[Document page entries with text]
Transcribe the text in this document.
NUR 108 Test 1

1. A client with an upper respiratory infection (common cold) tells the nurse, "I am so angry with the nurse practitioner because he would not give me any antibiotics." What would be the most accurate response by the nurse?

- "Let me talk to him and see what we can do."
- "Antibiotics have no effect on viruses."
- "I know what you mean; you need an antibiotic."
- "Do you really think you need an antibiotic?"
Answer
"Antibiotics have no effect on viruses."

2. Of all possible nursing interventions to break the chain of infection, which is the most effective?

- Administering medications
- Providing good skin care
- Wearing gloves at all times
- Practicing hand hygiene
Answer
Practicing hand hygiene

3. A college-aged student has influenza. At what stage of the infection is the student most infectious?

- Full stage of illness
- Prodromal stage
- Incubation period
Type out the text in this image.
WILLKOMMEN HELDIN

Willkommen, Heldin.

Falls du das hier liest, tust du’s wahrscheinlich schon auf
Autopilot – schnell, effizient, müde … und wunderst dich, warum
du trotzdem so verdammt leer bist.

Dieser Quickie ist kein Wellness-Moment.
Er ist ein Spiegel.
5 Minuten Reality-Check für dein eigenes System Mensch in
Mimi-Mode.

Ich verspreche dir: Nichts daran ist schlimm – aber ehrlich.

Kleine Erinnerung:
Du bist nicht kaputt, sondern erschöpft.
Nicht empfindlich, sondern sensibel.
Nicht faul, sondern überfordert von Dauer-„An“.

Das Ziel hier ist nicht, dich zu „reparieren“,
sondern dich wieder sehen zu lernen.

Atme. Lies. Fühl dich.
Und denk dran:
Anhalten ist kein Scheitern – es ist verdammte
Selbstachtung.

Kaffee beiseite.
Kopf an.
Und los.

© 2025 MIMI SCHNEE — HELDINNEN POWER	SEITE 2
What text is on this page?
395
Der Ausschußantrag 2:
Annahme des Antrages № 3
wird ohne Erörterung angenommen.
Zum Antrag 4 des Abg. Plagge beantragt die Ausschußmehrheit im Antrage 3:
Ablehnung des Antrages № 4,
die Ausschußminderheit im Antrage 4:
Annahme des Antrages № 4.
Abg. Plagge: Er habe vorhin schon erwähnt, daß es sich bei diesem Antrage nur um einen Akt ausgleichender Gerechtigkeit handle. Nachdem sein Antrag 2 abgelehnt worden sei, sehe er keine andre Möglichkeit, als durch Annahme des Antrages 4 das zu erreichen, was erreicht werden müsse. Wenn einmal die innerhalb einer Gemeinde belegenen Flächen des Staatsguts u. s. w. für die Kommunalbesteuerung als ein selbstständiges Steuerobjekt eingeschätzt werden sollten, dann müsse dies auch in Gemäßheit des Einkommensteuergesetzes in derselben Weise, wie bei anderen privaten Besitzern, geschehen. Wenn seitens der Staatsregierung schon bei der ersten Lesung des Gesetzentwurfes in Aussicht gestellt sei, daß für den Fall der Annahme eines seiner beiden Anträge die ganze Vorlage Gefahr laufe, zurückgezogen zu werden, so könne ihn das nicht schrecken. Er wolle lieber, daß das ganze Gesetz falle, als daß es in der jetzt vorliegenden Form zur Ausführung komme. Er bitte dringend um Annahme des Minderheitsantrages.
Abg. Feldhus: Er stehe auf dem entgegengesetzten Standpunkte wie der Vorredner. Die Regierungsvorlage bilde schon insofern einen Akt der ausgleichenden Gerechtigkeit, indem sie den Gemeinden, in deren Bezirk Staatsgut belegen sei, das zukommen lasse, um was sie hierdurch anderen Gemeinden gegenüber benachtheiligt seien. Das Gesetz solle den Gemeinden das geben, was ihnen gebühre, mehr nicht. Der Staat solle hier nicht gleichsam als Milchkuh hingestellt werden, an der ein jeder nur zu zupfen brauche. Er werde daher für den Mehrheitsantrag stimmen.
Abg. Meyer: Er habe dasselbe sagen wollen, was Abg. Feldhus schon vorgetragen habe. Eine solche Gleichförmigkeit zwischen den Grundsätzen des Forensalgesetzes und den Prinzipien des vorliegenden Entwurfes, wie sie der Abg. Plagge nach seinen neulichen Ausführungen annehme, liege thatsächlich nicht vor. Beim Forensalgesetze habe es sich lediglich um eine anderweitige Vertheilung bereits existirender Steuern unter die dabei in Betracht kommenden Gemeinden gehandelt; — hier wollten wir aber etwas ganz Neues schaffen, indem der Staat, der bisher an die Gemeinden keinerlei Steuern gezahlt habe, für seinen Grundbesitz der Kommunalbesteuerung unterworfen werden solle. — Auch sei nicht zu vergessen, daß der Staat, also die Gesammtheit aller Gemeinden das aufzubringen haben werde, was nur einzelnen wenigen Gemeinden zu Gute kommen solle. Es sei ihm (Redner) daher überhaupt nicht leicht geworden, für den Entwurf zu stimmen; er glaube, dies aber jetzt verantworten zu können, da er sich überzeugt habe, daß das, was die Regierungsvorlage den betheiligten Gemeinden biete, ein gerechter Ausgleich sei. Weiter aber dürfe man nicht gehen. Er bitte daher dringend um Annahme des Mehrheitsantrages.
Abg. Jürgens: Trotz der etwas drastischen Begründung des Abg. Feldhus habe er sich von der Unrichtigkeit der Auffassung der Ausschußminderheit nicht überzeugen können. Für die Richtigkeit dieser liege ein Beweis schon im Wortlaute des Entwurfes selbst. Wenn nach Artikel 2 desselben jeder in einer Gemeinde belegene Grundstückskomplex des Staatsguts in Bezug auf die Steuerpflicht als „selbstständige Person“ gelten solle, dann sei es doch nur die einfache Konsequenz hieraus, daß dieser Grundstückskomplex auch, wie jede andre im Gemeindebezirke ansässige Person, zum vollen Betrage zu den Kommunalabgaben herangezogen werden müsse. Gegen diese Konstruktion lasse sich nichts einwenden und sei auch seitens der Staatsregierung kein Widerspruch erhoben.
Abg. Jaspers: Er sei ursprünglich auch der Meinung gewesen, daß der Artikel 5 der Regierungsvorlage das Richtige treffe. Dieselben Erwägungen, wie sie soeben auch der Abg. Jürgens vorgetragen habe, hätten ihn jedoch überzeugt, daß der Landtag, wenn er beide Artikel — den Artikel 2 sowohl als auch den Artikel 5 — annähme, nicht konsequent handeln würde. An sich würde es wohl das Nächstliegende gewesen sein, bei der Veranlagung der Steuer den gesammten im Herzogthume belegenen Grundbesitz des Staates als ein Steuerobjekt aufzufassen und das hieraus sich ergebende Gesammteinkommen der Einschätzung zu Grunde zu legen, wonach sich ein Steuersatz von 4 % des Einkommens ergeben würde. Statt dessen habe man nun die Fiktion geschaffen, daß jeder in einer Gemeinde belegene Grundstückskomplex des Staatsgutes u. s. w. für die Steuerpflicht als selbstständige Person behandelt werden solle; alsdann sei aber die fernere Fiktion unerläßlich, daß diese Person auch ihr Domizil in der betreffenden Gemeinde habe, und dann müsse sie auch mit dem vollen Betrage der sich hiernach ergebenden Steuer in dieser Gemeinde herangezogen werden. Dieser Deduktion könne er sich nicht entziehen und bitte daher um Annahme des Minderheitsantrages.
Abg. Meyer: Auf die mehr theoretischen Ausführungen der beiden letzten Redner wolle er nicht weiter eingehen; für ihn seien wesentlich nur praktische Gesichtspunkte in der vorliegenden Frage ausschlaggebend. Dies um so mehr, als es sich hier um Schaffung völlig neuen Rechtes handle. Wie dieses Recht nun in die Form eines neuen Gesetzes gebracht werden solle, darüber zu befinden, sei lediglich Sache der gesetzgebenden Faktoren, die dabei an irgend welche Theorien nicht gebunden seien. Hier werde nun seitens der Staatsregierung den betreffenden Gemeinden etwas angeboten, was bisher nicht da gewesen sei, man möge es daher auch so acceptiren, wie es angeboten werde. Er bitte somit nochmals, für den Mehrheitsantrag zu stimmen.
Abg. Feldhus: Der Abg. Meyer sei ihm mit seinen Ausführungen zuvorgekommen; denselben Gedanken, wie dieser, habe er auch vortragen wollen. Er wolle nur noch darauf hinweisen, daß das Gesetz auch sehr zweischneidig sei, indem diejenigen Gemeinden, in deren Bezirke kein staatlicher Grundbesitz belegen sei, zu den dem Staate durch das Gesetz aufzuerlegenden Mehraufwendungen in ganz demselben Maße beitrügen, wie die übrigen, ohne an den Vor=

What is being asked: For each line above that carries the word "hygiene", copy it out.

Solved problem:
- Practicing hand hygiene
Practicing hand hygiene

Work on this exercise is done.